(Collected data)
#####
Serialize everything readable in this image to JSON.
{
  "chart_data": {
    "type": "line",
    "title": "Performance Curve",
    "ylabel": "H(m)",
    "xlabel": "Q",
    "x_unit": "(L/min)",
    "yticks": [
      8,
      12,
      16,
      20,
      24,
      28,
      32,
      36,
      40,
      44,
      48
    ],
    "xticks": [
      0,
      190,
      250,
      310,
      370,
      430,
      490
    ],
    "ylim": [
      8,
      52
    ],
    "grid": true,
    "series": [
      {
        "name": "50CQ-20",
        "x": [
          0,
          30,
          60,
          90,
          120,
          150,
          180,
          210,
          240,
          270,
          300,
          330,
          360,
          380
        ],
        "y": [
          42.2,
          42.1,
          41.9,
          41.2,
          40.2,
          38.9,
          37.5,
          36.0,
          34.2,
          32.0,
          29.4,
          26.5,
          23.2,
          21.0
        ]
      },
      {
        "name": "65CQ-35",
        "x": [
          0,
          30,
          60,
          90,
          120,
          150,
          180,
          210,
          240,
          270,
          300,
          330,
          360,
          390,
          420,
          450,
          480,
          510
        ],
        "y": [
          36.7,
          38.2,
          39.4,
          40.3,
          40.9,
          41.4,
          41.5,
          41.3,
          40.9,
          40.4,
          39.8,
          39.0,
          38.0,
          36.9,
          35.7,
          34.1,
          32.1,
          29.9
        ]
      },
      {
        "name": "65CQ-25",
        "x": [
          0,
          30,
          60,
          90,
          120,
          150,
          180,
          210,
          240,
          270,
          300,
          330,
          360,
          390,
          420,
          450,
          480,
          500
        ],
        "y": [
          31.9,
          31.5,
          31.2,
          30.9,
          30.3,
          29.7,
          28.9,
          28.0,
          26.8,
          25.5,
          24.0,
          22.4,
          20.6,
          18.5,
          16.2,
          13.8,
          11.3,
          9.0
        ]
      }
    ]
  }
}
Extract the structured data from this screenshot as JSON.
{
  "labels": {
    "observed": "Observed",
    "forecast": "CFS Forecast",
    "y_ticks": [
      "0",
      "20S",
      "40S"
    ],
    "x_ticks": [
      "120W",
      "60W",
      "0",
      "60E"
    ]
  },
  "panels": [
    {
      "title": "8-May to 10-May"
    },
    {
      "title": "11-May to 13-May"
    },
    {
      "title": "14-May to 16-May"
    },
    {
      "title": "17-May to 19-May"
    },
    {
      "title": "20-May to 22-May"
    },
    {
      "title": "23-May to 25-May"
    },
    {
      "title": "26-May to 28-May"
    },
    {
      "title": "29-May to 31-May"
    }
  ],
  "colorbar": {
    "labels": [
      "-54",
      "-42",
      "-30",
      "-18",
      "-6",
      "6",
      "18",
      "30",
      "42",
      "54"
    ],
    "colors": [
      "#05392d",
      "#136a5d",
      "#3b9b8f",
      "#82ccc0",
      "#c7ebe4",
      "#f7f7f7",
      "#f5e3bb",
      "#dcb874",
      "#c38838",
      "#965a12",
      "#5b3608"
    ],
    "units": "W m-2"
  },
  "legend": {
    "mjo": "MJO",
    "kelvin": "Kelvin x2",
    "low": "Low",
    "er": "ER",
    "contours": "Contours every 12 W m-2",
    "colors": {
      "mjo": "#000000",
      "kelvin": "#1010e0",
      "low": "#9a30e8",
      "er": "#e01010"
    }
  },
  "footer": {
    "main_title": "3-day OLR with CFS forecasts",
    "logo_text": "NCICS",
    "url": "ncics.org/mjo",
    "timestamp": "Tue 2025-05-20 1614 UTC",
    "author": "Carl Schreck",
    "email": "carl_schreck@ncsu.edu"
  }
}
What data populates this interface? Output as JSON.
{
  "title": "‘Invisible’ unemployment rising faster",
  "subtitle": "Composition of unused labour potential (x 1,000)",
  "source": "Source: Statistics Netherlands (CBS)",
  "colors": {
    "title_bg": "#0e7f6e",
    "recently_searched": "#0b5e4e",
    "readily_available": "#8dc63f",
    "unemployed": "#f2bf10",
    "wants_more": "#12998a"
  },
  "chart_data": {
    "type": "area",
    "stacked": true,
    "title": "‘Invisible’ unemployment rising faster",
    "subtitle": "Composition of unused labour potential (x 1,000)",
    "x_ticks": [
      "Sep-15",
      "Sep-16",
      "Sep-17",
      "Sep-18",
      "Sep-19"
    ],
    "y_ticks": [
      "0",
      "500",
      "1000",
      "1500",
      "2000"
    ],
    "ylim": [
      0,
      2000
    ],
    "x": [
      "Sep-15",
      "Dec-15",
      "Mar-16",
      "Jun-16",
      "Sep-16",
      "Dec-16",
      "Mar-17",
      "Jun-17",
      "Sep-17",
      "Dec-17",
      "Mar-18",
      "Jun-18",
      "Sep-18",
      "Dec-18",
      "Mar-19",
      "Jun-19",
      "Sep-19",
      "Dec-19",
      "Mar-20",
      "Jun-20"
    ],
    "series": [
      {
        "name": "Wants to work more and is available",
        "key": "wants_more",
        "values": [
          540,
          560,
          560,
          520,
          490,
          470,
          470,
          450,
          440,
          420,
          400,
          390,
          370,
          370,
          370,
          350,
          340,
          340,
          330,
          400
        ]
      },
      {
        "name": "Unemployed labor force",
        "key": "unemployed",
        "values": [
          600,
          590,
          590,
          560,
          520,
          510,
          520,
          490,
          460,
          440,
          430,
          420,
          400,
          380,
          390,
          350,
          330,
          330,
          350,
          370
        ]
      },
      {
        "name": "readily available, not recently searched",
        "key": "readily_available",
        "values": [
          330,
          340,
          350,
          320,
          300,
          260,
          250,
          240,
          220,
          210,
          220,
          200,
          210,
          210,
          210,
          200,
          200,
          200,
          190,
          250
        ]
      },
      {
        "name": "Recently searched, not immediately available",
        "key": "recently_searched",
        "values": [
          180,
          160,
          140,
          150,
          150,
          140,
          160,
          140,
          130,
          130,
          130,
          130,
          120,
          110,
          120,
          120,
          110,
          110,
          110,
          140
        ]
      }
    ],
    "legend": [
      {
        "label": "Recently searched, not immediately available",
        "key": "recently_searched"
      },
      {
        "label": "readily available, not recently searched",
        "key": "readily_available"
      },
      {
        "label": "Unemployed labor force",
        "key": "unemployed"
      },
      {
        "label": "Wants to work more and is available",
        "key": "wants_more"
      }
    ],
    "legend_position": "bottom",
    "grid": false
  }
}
#####
▶ _WORK REQUIRED_: Output each entry precisely as given.

▶ _REPLY TO THE EXERCISE_:
Serialize everything readable in this image to JSON.
{
  "chart_data": {
    "type": "line",
    "title": "Performance Curve",
    "ylabel": "H(m)",
    "xlabel": "Q",
    "x_unit": "(L/min)",
    "yticks": [
      8,
      12,
      16,
      20,
      24,
      28,
      32,
      36,
      40,
      44,
      48
    ],
    "xticks": [
      0,
      190,
      250,
      310,
      370,
      430,
      490
    ],
    "ylim": [
      8,
      52
    ],
    "grid": true,
    "series": [
      {
        "name": "50CQ-20",
        "x": [
          0,
          30,
          60,
          90,
          120,
          150,
          180,
          210,
          240,
          270,
          300,
          330,
          360,
          380
        ],
        "y": [
          42.2,
          42.1,
          41.9,
          41.2,
          40.2,
          38.9,
          37.5,
          36.0,
          34.2,
          32.0,
          29.4,
          26.5,
          23.2,
          21.0
        ]
      },
      {
        "name": "65CQ-35",
        "x": [
          0,
          30,
          60,
          90,
          120,
          150,
          180,
          210,
          240,
          270,
          300,
          330,
          360,
          390,
          420,
          450,
          480,
          510
        ],
        "y": [
          36.7,
          38.2,
          39.4,
          40.3,
          40.9,
          41.4,
          41.5,
          41.3,
          40.9,
          40.4,
          39.8,
          39.0,
          38.0,
          36.9,
          35.7,
          34.1,
          32.1,
          29.9
        ]
      },
      {
        "name": "65CQ-25",
        "x": [
          0,
          30,
          60,
          90,
          120,
          150,
          180,
          210,
          240,
          270,
          300,
          330,
          360,
          390,
          420,
          450,
          480,
          500
        ],
        "y": [
          31.9,
          31.5,
          31.2,
          30.9,
          30.3,
          29.7,
          28.9,
          28.0,
          26.8,
          25.5,
          24.0,
          22.4,
          20.6,
          18.5,
          16.2,
          13.8,
          11.3,
          9.0
        ]
      }
    ]
  }
}
Extract the structured data from this screenshot as JSON.
{
  "labels": {
    "observed": "Observed",
    "forecast": "CFS Forecast",
    "y_ticks": [
      "0",
      "20S",
      "40S"
    ],
    "x_ticks": [
      "120W",
      "60W",
      "0",
      "60E"
    ]
  },
  "panels": [
    {
      "title": "8-May to 10-May"
    },
    {
      "title": "11-May to 13-May"
    },
    {
      "title": "14-May to 16-May"
    },
    {
      "title": "17-May to 19-May"
    },
    {
      "title": "20-May to 22-May"
    },
    {
      "title": "23-May to 25-May"
    },
    {
      "title": "26-May to 28-May"
    },
    {
      "title": "29-May to 31-May"
    }
  ],
  "colorbar": {
    "labels": [
      "-54",
      "-42",
      "-30",
      "-18",
      "-6",
      "6",
      "18",
      "30",
      "42",
      "54"
    ],
    "colors": [
      "#05392d",
      "#136a5d",
      "#3b9b8f",
      "#82ccc0",
      "#c7ebe4",
      "#f7f7f7",
      "#f5e3bb",
      "#dcb874",
      "#c38838",
      "#965a12",
      "#5b3608"
    ],
    "units": "W m-2"
  },
  "legend": {
    "mjo": "MJO",
    "kelvin": "Kelvin x2",
    "low": "Low",
    "er": "ER",
    "contours": "Contours every 12 W m-2",
    "colors": {
      "mjo": "#000000",
      "kelvin": "#1010e0",
      "low": "#9a30e8",
      "er": "#e01010"
    }
  },
  "footer": {
    "main_title": "3-day OLR with CFS forecasts",
    "logo_text": "NCICS",
    "url": "ncics.org/mjo",
    "timestamp": "Tue 2025-05-20 1614 UTC",
    "author": "Carl Schreck",
    "email": "carl_schreck@ncsu.edu"
  }
}
What data populates this interface? Output as JSON.
{
  "title": "‘Invisible’ unemployment rising faster",
  "subtitle": "Composition of unused labour potential (x 1,000)",
  "source": "Source: Statistics Netherlands (CBS)",
  "colors": {
    "title_bg": "#0e7f6e",
    "recently_searched": "#0b5e4e",
    "readily_available": "#8dc63f",
    "unemployed": "#f2bf10",
    "wants_more": "#12998a"
  },
  "chart_data": {
    "type": "area",
    "stacked": true,
    "title": "‘Invisible’ unemployment rising faster",
    "subtitle": "Composition of unused labour potential (x 1,000)",
    "x_ticks": [
      "Sep-15",
      "Sep-16",
      "Sep-17",
      "Sep-18",
      "Sep-19"
    ],
    "y_ticks": [
      "0",
      "500",
      "1000",
      "1500",
      "2000"
    ],
    "ylim": [
      0,
      2000
    ],
    "x": [
      "Sep-15",
      "Dec-15",
      "Mar-16",
      "Jun-16",
      "Sep-16",
      "Dec-16",
      "Mar-17",
      "Jun-17",
      "Sep-17",
      "Dec-17",
      "Mar-18",
      "Jun-18",
      "Sep-18",
      "Dec-18",
      "Mar-19",
      "Jun-19",
      "Sep-19",
      "Dec-19",
      "Mar-20",
      "Jun-20"
    ],
    "series": [
      {
        "name": "Wants to work more and is available",
        "key": "wants_more",
        "values": [
          540,
          560,
          560,
          520,
          490,
          470,
          470,
          450,
          440,
          420,
          400,
          390,
          370,
          370,
          370,
          350,
          340,
          340,
          330,
          400
        ]
      },
      {
        "name": "Unemployed labor force",
        "key": "unemployed",
        "values": [
          600,
          590,
          590,
          560,
          520,
          510,
          520,
          490,
          460,
          440,
          430,
          420,
          400,
          380,
          390,
          350,
          330,
          330,
          350,
          370
        ]
      },
      {
        "name": "readily available, not recently searched",
        "key": "readily_available",
        "values": [
          330,
          340,
          350,
          320,
          300,
          260,
          250,
          240,
          220,
          210,
          220,
          200,
          210,
          210,
          210,
          200,
          200,
          200,
          190,
          250
        ]
      },
      {
        "name": "Recently searched, not immediately available",
        "key": "recently_searched",
        "values": [
          180,
          160,
          140,
          150,
          150,
          140,
          160,
          140,
          130,
          130,
          130,
          130,
          120,
          110,
          120,
          120,
          110,
          110,
          110,
          140
        ]
      }
    ],
    "legend": [
      {
        "label": "Recently searched, not immediately available",
        "key": "recently_searched"
      },
      {
        "label": "readily available, not recently searched",
        "key": "readily_available"
      },
      {
        "label": "Unemployed labor force",
        "key": "unemployed"
      },
      {
        "label": "Wants to work more and is available",
        "key": "wants_more"
      }
    ],
    "legend_position": "bottom",
    "grid": false
  }
}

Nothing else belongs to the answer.